STATED TASK
Copy out all lines carrying the word "借入者は".

INPUT ROWS
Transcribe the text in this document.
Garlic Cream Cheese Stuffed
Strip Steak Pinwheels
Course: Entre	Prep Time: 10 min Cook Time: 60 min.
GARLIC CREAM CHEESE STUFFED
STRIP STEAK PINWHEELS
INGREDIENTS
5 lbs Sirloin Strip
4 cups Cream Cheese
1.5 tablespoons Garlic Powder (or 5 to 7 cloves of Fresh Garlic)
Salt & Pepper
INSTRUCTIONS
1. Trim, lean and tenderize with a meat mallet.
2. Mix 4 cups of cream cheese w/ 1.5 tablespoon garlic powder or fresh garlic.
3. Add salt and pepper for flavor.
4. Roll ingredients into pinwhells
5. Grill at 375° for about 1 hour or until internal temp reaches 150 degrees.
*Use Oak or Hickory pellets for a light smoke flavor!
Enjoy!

...

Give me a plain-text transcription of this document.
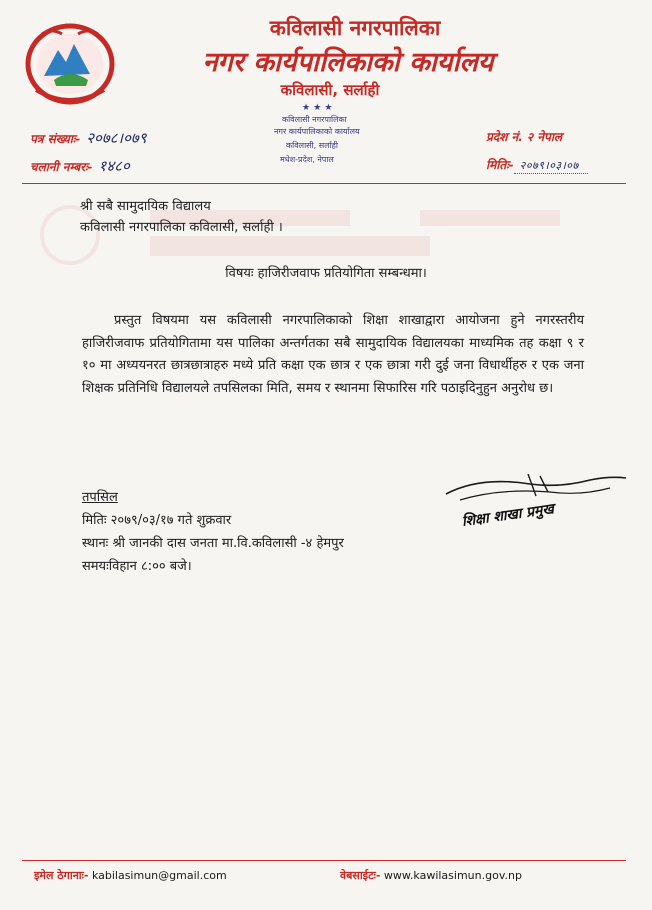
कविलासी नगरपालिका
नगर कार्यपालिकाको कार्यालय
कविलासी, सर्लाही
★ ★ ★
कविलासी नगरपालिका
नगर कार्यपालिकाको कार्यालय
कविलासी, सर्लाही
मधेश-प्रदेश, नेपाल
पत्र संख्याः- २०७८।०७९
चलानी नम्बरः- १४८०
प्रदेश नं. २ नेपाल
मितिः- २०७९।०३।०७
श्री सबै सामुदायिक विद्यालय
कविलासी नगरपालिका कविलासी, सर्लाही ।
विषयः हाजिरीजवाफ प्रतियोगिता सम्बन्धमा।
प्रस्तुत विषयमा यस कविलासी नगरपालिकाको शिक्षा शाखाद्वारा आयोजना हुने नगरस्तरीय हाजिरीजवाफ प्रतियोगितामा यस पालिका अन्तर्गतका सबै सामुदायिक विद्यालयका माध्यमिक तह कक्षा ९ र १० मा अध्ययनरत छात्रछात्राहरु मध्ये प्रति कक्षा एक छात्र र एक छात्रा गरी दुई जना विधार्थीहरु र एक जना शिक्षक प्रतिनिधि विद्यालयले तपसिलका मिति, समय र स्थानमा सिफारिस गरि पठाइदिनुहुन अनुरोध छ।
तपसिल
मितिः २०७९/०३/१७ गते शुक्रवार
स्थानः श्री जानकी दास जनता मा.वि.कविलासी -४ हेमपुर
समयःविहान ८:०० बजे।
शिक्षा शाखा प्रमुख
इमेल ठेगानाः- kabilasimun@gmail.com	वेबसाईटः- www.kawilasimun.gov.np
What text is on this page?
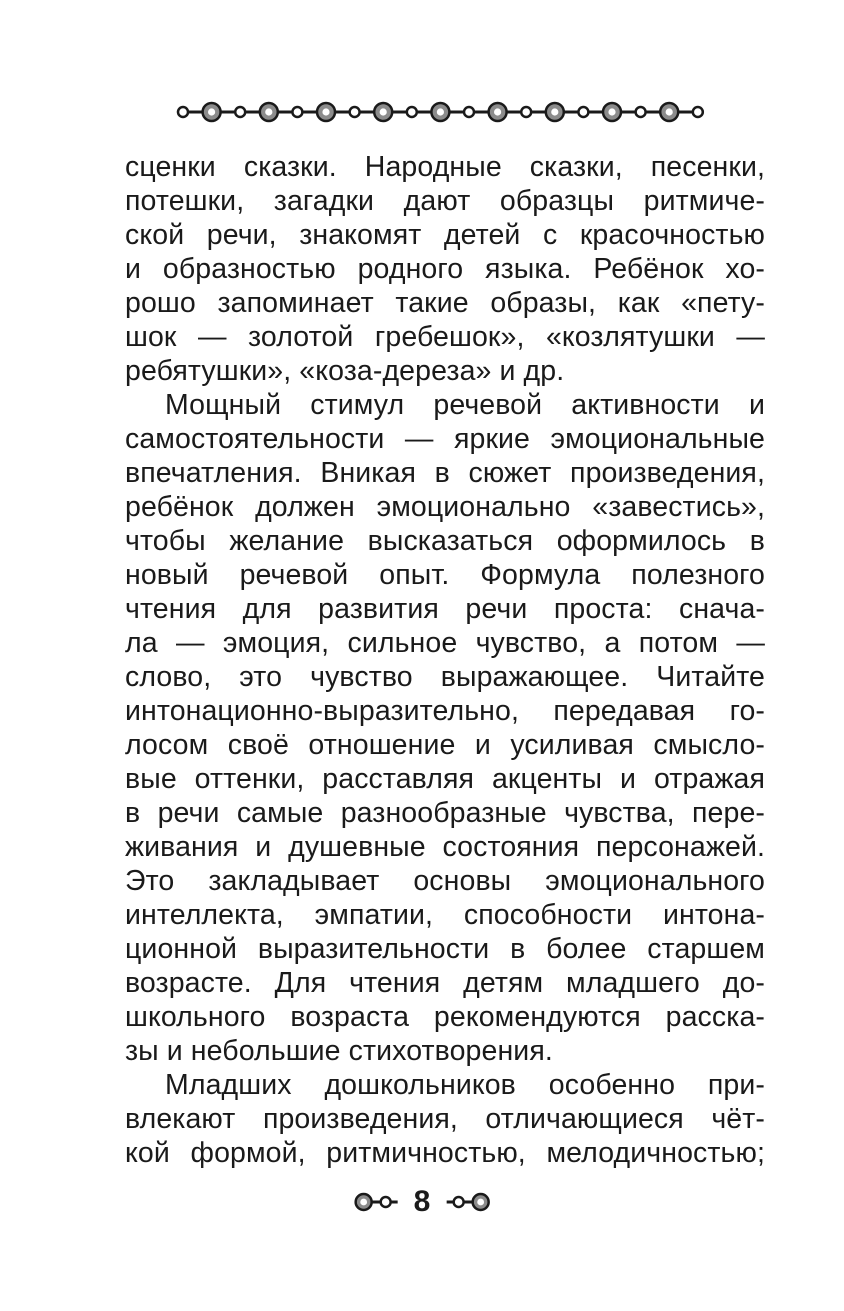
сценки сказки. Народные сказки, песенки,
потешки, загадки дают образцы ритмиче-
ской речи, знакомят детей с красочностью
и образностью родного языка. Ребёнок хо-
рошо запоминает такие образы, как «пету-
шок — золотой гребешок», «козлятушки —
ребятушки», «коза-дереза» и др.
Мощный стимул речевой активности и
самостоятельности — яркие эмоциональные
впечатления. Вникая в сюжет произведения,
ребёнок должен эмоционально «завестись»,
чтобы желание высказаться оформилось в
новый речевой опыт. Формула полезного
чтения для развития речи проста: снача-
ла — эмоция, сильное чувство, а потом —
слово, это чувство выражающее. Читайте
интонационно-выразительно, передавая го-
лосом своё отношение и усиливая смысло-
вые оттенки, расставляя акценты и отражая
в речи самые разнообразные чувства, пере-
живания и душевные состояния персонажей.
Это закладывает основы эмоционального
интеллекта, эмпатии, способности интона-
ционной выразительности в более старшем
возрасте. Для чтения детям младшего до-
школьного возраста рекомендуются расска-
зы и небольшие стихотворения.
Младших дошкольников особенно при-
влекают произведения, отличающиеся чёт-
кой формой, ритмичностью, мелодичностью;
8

* * *

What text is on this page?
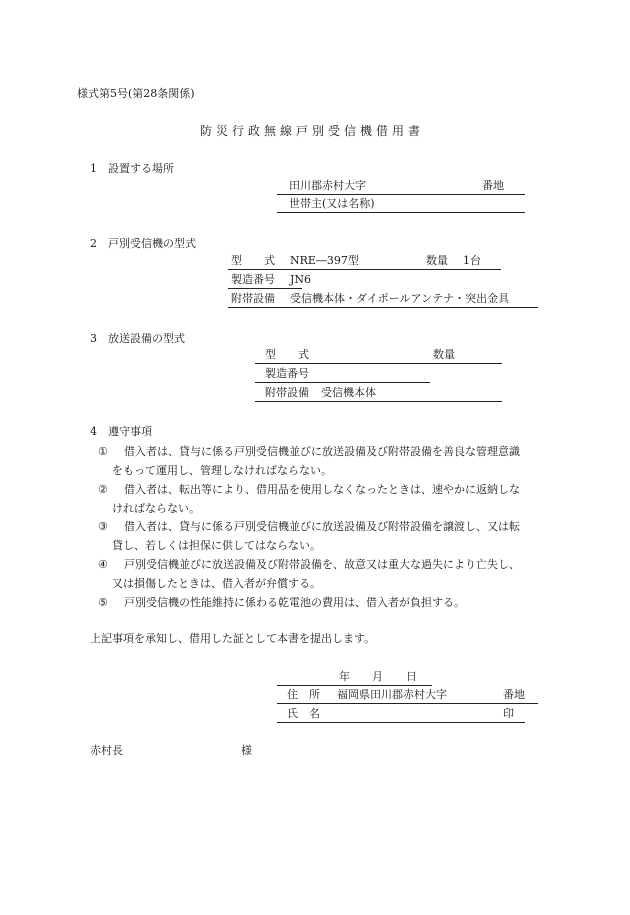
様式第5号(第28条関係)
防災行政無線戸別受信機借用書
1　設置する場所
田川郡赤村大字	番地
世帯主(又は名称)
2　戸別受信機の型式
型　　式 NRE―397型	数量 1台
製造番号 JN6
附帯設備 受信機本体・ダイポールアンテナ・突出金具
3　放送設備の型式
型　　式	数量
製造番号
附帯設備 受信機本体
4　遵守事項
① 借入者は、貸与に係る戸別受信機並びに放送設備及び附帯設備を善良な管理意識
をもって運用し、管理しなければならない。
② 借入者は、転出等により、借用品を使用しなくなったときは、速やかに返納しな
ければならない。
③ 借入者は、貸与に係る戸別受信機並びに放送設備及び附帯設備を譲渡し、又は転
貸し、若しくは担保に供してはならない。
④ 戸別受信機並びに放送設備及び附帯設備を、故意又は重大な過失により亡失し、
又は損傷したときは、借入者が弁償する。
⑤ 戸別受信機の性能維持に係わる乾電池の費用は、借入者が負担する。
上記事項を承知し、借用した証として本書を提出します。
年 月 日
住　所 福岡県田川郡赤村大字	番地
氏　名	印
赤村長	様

ANSWER
① 借入者は、貸与に係る戸別受信機並びに放送設備及び附帯設備を善良な管理意識
② 借入者は、転出等により、借用品を使用しなくなったときは、速やかに返納しな
③ 借入者は、貸与に係る戸別受信機並びに放送設備及び附帯設備を譲渡し、又は転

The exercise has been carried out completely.